◆ Description of the task: Check each line of the records for "возмещение"; collect those that have it.

[Records contained in a dataset]
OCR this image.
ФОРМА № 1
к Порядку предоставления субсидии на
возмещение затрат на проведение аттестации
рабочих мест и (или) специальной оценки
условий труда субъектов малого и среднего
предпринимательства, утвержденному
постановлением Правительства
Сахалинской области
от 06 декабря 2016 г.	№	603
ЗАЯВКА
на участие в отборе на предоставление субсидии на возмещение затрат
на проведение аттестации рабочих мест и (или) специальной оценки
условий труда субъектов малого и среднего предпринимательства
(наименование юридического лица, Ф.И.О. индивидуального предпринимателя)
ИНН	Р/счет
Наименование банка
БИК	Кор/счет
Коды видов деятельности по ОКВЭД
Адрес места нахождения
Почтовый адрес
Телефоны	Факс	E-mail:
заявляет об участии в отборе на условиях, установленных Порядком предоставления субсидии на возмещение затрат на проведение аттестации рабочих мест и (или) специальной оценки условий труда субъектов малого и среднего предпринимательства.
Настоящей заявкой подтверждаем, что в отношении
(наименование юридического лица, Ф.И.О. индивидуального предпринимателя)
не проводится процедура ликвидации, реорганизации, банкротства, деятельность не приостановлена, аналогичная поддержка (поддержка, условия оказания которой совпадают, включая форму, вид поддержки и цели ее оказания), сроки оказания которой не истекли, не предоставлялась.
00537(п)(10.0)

◆ Reply:
возмещение затрат на проведение аттестации
на участие в отборе на предоставление субсидии на возмещение затрат
заявляет об участии в отборе на условиях, установленных Порядком предоставления субсидии на возмещение затрат на проведение аттестации рабочих мест и (или) специальной оценки условий труда субъектов малого и среднего предпринимательства.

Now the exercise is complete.